● **TASK OBJECTIVE**:
Reproduce the entries word for word, and omit any picture you find in them.

==== SUPPLIED INFORMATION ====

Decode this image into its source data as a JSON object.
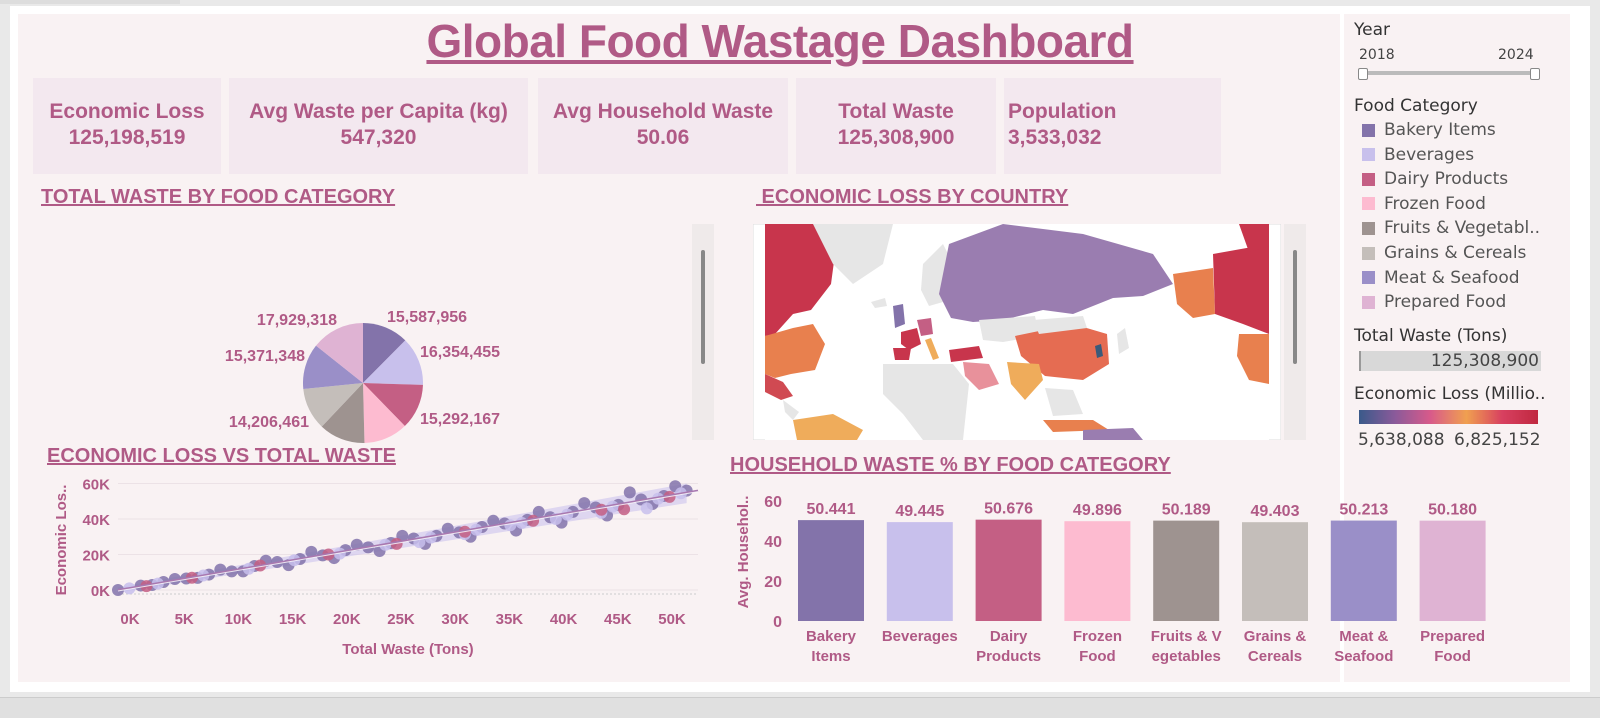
{
  "title": "Global Food Wastage Dashboard",
  "kpis": [
    {
      "label": "Economic Loss",
      "value": "125,198,519"
    },
    {
      "label": "Avg Waste per Capita (kg)",
      "value": "547,320"
    },
    {
      "label": "Avg Household Waste",
      "value": "50.06"
    },
    {
      "label": "Total Waste",
      "value": "125,308,900"
    },
    {
      "label": "Population",
      "value": "3,533,032"
    }
  ],
  "sections": {
    "pie": "TOTAL WASTE BY FOOD CATEGORY",
    "map": " ECONOMIC LOSS BY COUNTRY",
    "scatter": "ECONOMIC LOSS VS TOTAL WASTE",
    "bar": "HOUSEHOLD WASTE % BY FOOD CATEGORY"
  },
  "filters": {
    "year_title": "Year",
    "year_min": "2018",
    "year_max": "2024",
    "category_title": "Food Category",
    "categories": [
      {
        "label": "Bakery Items",
        "color": "#8373aa"
      },
      {
        "label": "Beverages",
        "color": "#c8c0ec"
      },
      {
        "label": "Dairy Products",
        "color": "#c45f84"
      },
      {
        "label": "Frozen Food",
        "color": "#fdbbd0"
      },
      {
        "label": "Fruits & Vegetabl..",
        "color": "#9e9390"
      },
      {
        "label": "Grains & Cereals",
        "color": "#c4beba"
      },
      {
        "label": "Meat & Seafood",
        "color": "#9a8fc8"
      },
      {
        "label": "Prepared Food",
        "color": "#dfb3d3"
      }
    ],
    "total_waste_title": "Total Waste (Tons)",
    "total_waste_value": "125,308,900",
    "econ_title": "Economic Loss (Millio..",
    "econ_min": "5,638,088",
    "econ_max": "6,825,152"
  },
  "chart_data": [
    {
      "type": "pie",
      "title": "TOTAL WASTE BY FOOD CATEGORY",
      "slices": [
        {
          "category": "Bakery Items",
          "value": 15587956,
          "label": "15,587,956",
          "color": "#8373aa"
        },
        {
          "category": "Beverages",
          "value": 16354455,
          "label": "16,354,455",
          "color": "#c8c0ec"
        },
        {
          "category": "Dairy Products",
          "value": 15292167,
          "label": "15,292,167",
          "color": "#c45f84"
        },
        {
          "category": "Frozen Food",
          "value": 14900000,
          "label": "",
          "color": "#fdbbd0"
        },
        {
          "category": "Fruits & Vegetables",
          "value": 15600000,
          "label": "",
          "color": "#9e9390"
        },
        {
          "category": "Grains & Cereals",
          "value": 14206461,
          "label": "14,206,461",
          "color": "#c4beba"
        },
        {
          "category": "Meat & Seafood",
          "value": 15371348,
          "label": "15,371,348",
          "color": "#9a8fc8"
        },
        {
          "category": "Prepared Food",
          "value": 17929318,
          "label": "17,929,318",
          "color": "#dfb3d3"
        }
      ]
    },
    {
      "type": "scatter",
      "title": "ECONOMIC LOSS VS TOTAL WASTE",
      "xlabel": "Total Waste (Tons)",
      "ylabel": "Economic Los..",
      "xticks": [
        "0K",
        "5K",
        "10K",
        "15K",
        "20K",
        "25K",
        "30K",
        "35K",
        "40K",
        "45K",
        "50K"
      ],
      "yticks": [
        "0K",
        "20K",
        "40K",
        "60K"
      ],
      "xlim": [
        0,
        51000
      ],
      "ylim": [
        0,
        62000
      ],
      "trend": {
        "x": [
          0,
          51000
        ],
        "y": [
          0,
          56000
        ]
      },
      "series": [
        {
          "color": "#8373aa",
          "points": [
            [
              0,
              0
            ],
            [
              2000,
              2500
            ],
            [
              4000,
              4500
            ],
            [
              6000,
              6500
            ],
            [
              8000,
              8700
            ],
            [
              10000,
              10500
            ],
            [
              12000,
              13500
            ],
            [
              14000,
              15800
            ],
            [
              16000,
              17500
            ],
            [
              18000,
              19500
            ],
            [
              20000,
              22500
            ],
            [
              22000,
              24000
            ],
            [
              24000,
              26500
            ],
            [
              26000,
              29000
            ],
            [
              28000,
              30500
            ],
            [
              30000,
              32500
            ],
            [
              32000,
              35500
            ],
            [
              34000,
              37500
            ],
            [
              36000,
              39500
            ],
            [
              38000,
              41000
            ],
            [
              40000,
              44000
            ],
            [
              42000,
              46500
            ],
            [
              44000,
              48000
            ],
            [
              46000,
              51000
            ],
            [
              48000,
              53000
            ],
            [
              50000,
              56000
            ],
            [
              49000,
              58500
            ],
            [
              47000,
              48500
            ],
            [
              45000,
              55000
            ],
            [
              43000,
              42000
            ],
            [
              41000,
              49000
            ],
            [
              39000,
              38000
            ],
            [
              37000,
              44000
            ],
            [
              35000,
              33500
            ],
            [
              33000,
              39000
            ],
            [
              31000,
              30000
            ],
            [
              29000,
              34500
            ],
            [
              27000,
              26000
            ],
            [
              25000,
              30500
            ],
            [
              23000,
              22000
            ],
            [
              21000,
              25500
            ],
            [
              19000,
              18000
            ],
            [
              17000,
              21500
            ],
            [
              15000,
              14000
            ],
            [
              13000,
              16500
            ],
            [
              11000,
              10500
            ],
            [
              9000,
              11500
            ],
            [
              7000,
              6800
            ],
            [
              5000,
              6200
            ],
            [
              3000,
              2800
            ]
          ]
        },
        {
          "color": "#c8c0ec",
          "points": [
            [
              1000,
              900
            ],
            [
              3500,
              3600
            ],
            [
              7500,
              8200
            ],
            [
              11500,
              12000
            ],
            [
              15500,
              16800
            ],
            [
              19500,
              20500
            ],
            [
              23500,
              25500
            ],
            [
              27500,
              29500
            ],
            [
              31500,
              34000
            ],
            [
              35500,
              37800
            ],
            [
              39500,
              42500
            ],
            [
              43500,
              47000
            ],
            [
              47500,
              51500
            ],
            [
              49500,
              54500
            ],
            [
              46500,
              46000
            ],
            [
              42500,
              43500
            ],
            [
              38500,
              40000
            ],
            [
              34500,
              36500
            ],
            [
              30500,
              31500
            ],
            [
              26500,
              27000
            ]
          ]
        },
        {
          "color": "#c45f84",
          "points": [
            [
              2500,
              2200
            ],
            [
              6500,
              6900
            ],
            [
              12500,
              13800
            ],
            [
              18500,
              20000
            ],
            [
              24500,
              26000
            ],
            [
              30500,
              32800
            ],
            [
              36500,
              39000
            ],
            [
              42500,
              45200
            ],
            [
              48500,
              52500
            ],
            [
              44500,
              45500
            ]
          ]
        }
      ]
    },
    {
      "type": "bar",
      "title": "HOUSEHOLD WASTE % BY FOOD CATEGORY",
      "ylabel": "Avg. Househol..",
      "yticks": [
        "0",
        "20",
        "40",
        "60"
      ],
      "ylim": [
        0,
        60
      ],
      "categories": [
        {
          "line1": "Bakery",
          "line2": "Items"
        },
        {
          "line1": "Beverages",
          "line2": ""
        },
        {
          "line1": "Dairy",
          "line2": "Products"
        },
        {
          "line1": "Frozen",
          "line2": "Food"
        },
        {
          "line1": "Fruits & V",
          "line2": "egetables"
        },
        {
          "line1": "Grains &",
          "line2": "Cereals"
        },
        {
          "line1": "Meat &",
          "line2": "Seafood"
        },
        {
          "line1": "Prepared",
          "line2": "Food"
        }
      ],
      "values": [
        50.441,
        49.445,
        50.676,
        49.896,
        50.189,
        49.403,
        50.213,
        50.18
      ],
      "labels": [
        "50.441",
        "49.445",
        "50.676",
        "49.896",
        "50.189",
        "49.403",
        "50.213",
        "50.180"
      ],
      "colors": [
        "#8373aa",
        "#c8c0ec",
        "#c45f84",
        "#fdbbd0",
        "#9e9390",
        "#c4beba",
        "#9a8fc8",
        "#dfb3d3"
      ]
    }
  ]
}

====

● **THE REPLY**:
Decode this image into its source data as a JSON object.
{
  "title": "Global Food Wastage Dashboard",
  "kpis": [
    {
      "label": "Economic Loss",
      "value": "125,198,519"
    },
    {
      "label": "Avg Waste per Capita (kg)",
      "value": "547,320"
    },
    {
      "label": "Avg Household Waste",
      "value": "50.06"
    },
    {
      "label": "Total Waste",
      "value": "125,308,900"
    },
    {
      "label": "Population",
      "value": "3,533,032"
    }
  ],
  "sections": {
    "pie": "TOTAL WASTE BY FOOD CATEGORY",
    "map": " ECONOMIC LOSS BY COUNTRY",
    "scatter": "ECONOMIC LOSS VS TOTAL WASTE",
    "bar": "HOUSEHOLD WASTE % BY FOOD CATEGORY"
  },
  "filters": {
    "year_title": "Year",
    "year_min": "2018",
    "year_max": "2024",
    "category_title": "Food Category",
    "categories": [
      {
        "label": "Bakery Items",
        "color": "#8373aa"
      },
      {
        "label": "Beverages",
        "color": "#c8c0ec"
      },
      {
        "label": "Dairy Products",
        "color": "#c45f84"
      },
      {
        "label": "Frozen Food",
        "color": "#fdbbd0"
      },
      {
        "label": "Fruits & Vegetabl..",
        "color": "#9e9390"
      },
      {
        "label": "Grains & Cereals",
        "color": "#c4beba"
      },
      {
        "label": "Meat & Seafood",
        "color": "#9a8fc8"
      },
      {
        "label": "Prepared Food",
        "color": "#dfb3d3"
      }
    ],
    "total_waste_title": "Total Waste (Tons)",
    "total_waste_value": "125,308,900",
    "econ_title": "Economic Loss (Millio..",
    "econ_min": "5,638,088",
    "econ_max": "6,825,152"
  },
  "chart_data": [
    {
      "type": "pie",
      "title": "TOTAL WASTE BY FOOD CATEGORY",
      "slices": [
        {
          "category": "Bakery Items",
          "value": 15587956,
          "label": "15,587,956",
          "color": "#8373aa"
        },
        {
          "category": "Beverages",
          "value": 16354455,
          "label": "16,354,455",
          "color": "#c8c0ec"
        },
        {
          "category": "Dairy Products",
          "value": 15292167,
          "label": "15,292,167",
          "color": "#c45f84"
        },
        {
          "category": "Frozen Food",
          "value": 14900000,
          "label": "",
          "color": "#fdbbd0"
        },
        {
          "category": "Fruits & Vegetables",
          "value": 15600000,
          "label": "",
          "color": "#9e9390"
        },
        {
          "category": "Grains & Cereals",
          "value": 14206461,
          "label": "14,206,461",
          "color": "#c4beba"
        },
        {
          "category": "Meat & Seafood",
          "value": 15371348,
          "label": "15,371,348",
          "color": "#9a8fc8"
        },
        {
          "category": "Prepared Food",
          "value": 17929318,
          "label": "17,929,318",
          "color": "#dfb3d3"
        }
      ]
    },
    {
      "type": "scatter",
      "title": "ECONOMIC LOSS VS TOTAL WASTE",
      "xlabel": "Total Waste (Tons)",
      "ylabel": "Economic Los..",
      "xticks": [
        "0K",
        "5K",
        "10K",
        "15K",
        "20K",
        "25K",
        "30K",
        "35K",
        "40K",
        "45K",
        "50K"
      ],
      "yticks": [
        "0K",
        "20K",
        "40K",
        "60K"
      ],
      "xlim": [
        0,
        51000
      ],
      "ylim": [
        0,
        62000
      ],
      "trend": {
        "x": [
          0,
          51000
        ],
        "y": [
          0,
          56000
        ]
      },
      "series": [
        {
          "color": "#8373aa",
          "points": [
            [
              0,
              0
            ],
            [
              2000,
              2500
            ],
            [
              4000,
              4500
            ],
            [
              6000,
              6500
            ],
            [
              8000,
              8700
            ],
            [
              10000,
              10500
            ],
            [
              12000,
              13500
            ],
            [
              14000,
              15800
            ],
            [
              16000,
              17500
            ],
            [
              18000,
              19500
            ],
            [
              20000,
              22500
            ],
            [
              22000,
              24000
            ],
            [
              24000,
              26500
            ],
            [
              26000,
              29000
            ],
            [
              28000,
              30500
            ],
            [
              30000,
              32500
            ],
            [
              32000,
              35500
            ],
            [
              34000,
              37500
            ],
            [
              36000,
              39500
            ],
            [
              38000,
              41000
            ],
            [
              40000,
              44000
            ],
            [
              42000,
              46500
            ],
            [
              44000,
              48000
            ],
            [
              46000,
              51000
            ],
            [
              48000,
              53000
            ],
            [
              50000,
              56000
            ],
            [
              49000,
              58500
            ],
            [
              47000,
              48500
            ],
            [
              45000,
              55000
            ],
            [
              43000,
              42000
            ],
            [
              41000,
              49000
            ],
            [
              39000,
              38000
            ],
            [
              37000,
              44000
            ],
            [
              35000,
              33500
            ],
            [
              33000,
              39000
            ],
            [
              31000,
              30000
            ],
            [
              29000,
              34500
            ],
            [
              27000,
              26000
            ],
            [
              25000,
              30500
            ],
            [
              23000,
              22000
            ],
            [
              21000,
              25500
            ],
            [
              19000,
              18000
            ],
            [
              17000,
              21500
            ],
            [
              15000,
              14000
            ],
            [
              13000,
              16500
            ],
            [
              11000,
              10500
            ],
            [
              9000,
              11500
            ],
            [
              7000,
              6800
            ],
            [
              5000,
              6200
            ],
            [
              3000,
              2800
            ]
          ]
        },
        {
          "color": "#c8c0ec",
          "points": [
            [
              1000,
              900
            ],
            [
              3500,
              3600
            ],
            [
              7500,
              8200
            ],
            [
              11500,
              12000
            ],
            [
              15500,
              16800
            ],
            [
              19500,
              20500
            ],
            [
              23500,
              25500
            ],
            [
              27500,
              29500
            ],
            [
              31500,
              34000
            ],
            [
              35500,
              37800
            ],
            [
              39500,
              42500
            ],
            [
              43500,
              47000
            ],
            [
              47500,
              51500
            ],
            [
              49500,
              54500
            ],
            [
              46500,
              46000
            ],
            [
              42500,
              43500
            ],
            [
              38500,
              40000
            ],
            [
              34500,
              36500
            ],
            [
              30500,
              31500
            ],
            [
              26500,
              27000
            ]
          ]
        },
        {
          "color": "#c45f84",
          "points": [
            [
              2500,
              2200
            ],
            [
              6500,
              6900
            ],
            [
              12500,
              13800
            ],
            [
              18500,
              20000
            ],
            [
              24500,
              26000
            ],
            [
              30500,
              32800
            ],
            [
              36500,
              39000
            ],
            [
              42500,
              45200
            ],
            [
              48500,
              52500
            ],
            [
              44500,
              45500
            ]
          ]
        }
      ]
    },
    {
      "type": "bar",
      "title": "HOUSEHOLD WASTE % BY FOOD CATEGORY",
      "ylabel": "Avg. Househol..",
      "yticks": [
        "0",
        "20",
        "40",
        "60"
      ],
      "ylim": [
        0,
        60
      ],
      "categories": [
        {
          "line1": "Bakery",
          "line2": "Items"
        },
        {
          "line1": "Beverages",
          "line2": ""
        },
        {
          "line1": "Dairy",
          "line2": "Products"
        },
        {
          "line1": "Frozen",
          "line2": "Food"
        },
        {
          "line1": "Fruits & V",
          "line2": "egetables"
        },
        {
          "line1": "Grains &",
          "line2": "Cereals"
        },
        {
          "line1": "Meat &",
          "line2": "Seafood"
        },
        {
          "line1": "Prepared",
          "line2": "Food"
        }
      ],
      "values": [
        50.441,
        49.445,
        50.676,
        49.896,
        50.189,
        49.403,
        50.213,
        50.18
      ],
      "labels": [
        "50.441",
        "49.445",
        "50.676",
        "49.896",
        "50.189",
        "49.403",
        "50.213",
        "50.180"
      ],
      "colors": [
        "#8373aa",
        "#c8c0ec",
        "#c45f84",
        "#fdbbd0",
        "#9e9390",
        "#c4beba",
        "#9a8fc8",
        "#dfb3d3"
      ]
    }
  ]
}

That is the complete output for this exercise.